[Data records]
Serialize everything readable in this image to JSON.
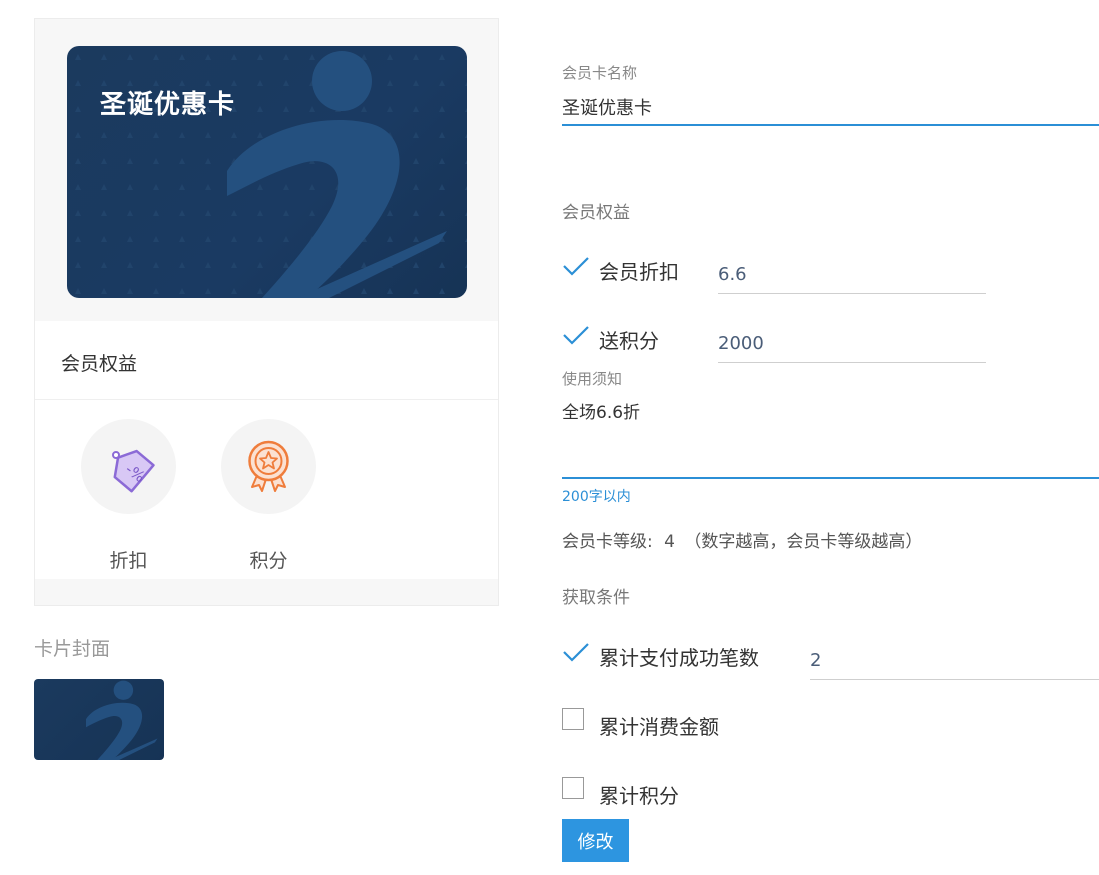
{
  "card": {
    "title": "圣诞优惠卡"
  },
  "preview": {
    "benefits_heading": "会员权益",
    "benefits": [
      {
        "label": "折扣",
        "icon": "discount-tag-icon"
      },
      {
        "label": "积分",
        "icon": "points-medal-icon"
      }
    ],
    "cover_heading": "卡片封面"
  },
  "form": {
    "name_label": "会员卡名称",
    "name_value": "圣诞优惠卡",
    "rights_label": "会员权益",
    "discount_label": "会员折扣",
    "discount_value": "6.6",
    "points_label": "送积分",
    "points_value": "2000",
    "notice_label": "使用须知",
    "notice_value": "全场6.6折",
    "notice_hint": "200字以内",
    "level_label": "会员卡等级:",
    "level_value": "4",
    "level_note": "（数字越高，会员卡等级越高）",
    "conditions_label": "获取条件",
    "conditions": [
      {
        "label": "累计支付成功笔数",
        "checked": true,
        "value": "2"
      },
      {
        "label": "累计消费金额",
        "checked": false
      },
      {
        "label": "累计积分",
        "checked": false
      }
    ],
    "submit_label": "修改"
  },
  "colors": {
    "accent": "#2b8fd6",
    "card_bg": "#1b3a5e",
    "button": "#2d95e0"
  }
}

TASK DESCRIPTION → Copy every line of the data exactly as written, excluding the pictures.

SOLUTION TO THE PROBLEM →
Serialize everything readable in this image to JSON.
{
  "card": {
    "title": "圣诞优惠卡"
  },
  "preview": {
    "benefits_heading": "会员权益",
    "benefits": [
      {
        "label": "折扣",
        "icon": "discount-tag-icon"
      },
      {
        "label": "积分",
        "icon": "points-medal-icon"
      }
    ],
    "cover_heading": "卡片封面"
  },
  "form": {
    "name_label": "会员卡名称",
    "name_value": "圣诞优惠卡",
    "rights_label": "会员权益",
    "discount_label": "会员折扣",
    "discount_value": "6.6",
    "points_label": "送积分",
    "points_value": "2000",
    "notice_label": "使用须知",
    "notice_value": "全场6.6折",
    "notice_hint": "200字以内",
    "level_label": "会员卡等级:",
    "level_value": "4",
    "level_note": "（数字越高，会员卡等级越高）",
    "conditions_label": "获取条件",
    "conditions": [
      {
        "label": "累计支付成功笔数",
        "checked": true,
        "value": "2"
      },
      {
        "label": "累计消费金额",
        "checked": false
      },
      {
        "label": "累计积分",
        "checked": false
      }
    ],
    "submit_label": "修改"
  },
  "colors": {
    "accent": "#2b8fd6",
    "card_bg": "#1b3a5e",
    "button": "#2d95e0"
  }
}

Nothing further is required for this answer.